Problem to work on
Go through the listing and write out all of it exactly.

Dataset entries on figures

↓

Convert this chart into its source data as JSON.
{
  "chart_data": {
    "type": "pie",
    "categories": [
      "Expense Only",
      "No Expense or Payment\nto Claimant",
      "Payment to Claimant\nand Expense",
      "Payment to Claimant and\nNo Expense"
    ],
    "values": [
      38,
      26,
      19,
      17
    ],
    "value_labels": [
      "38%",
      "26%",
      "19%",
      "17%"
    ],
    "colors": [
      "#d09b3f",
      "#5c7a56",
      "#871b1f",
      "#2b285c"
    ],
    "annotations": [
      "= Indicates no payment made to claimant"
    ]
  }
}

↑

Written answer
Convert this chart into its source data as JSON.
{
  "chart_data": {
    "type": "pie",
    "categories": [
      "Expense Only",
      "No Expense or Payment\nto Claimant",
      "Payment to Claimant\nand Expense",
      "Payment to Claimant and\nNo Expense"
    ],
    "values": [
      38,
      26,
      19,
      17
    ],
    "value_labels": [
      "38%",
      "26%",
      "19%",
      "17%"
    ],
    "colors": [
      "#d09b3f",
      "#5c7a56",
      "#871b1f",
      "#2b285c"
    ],
    "annotations": [
      "= Indicates no payment made to claimant"
    ]
  }
}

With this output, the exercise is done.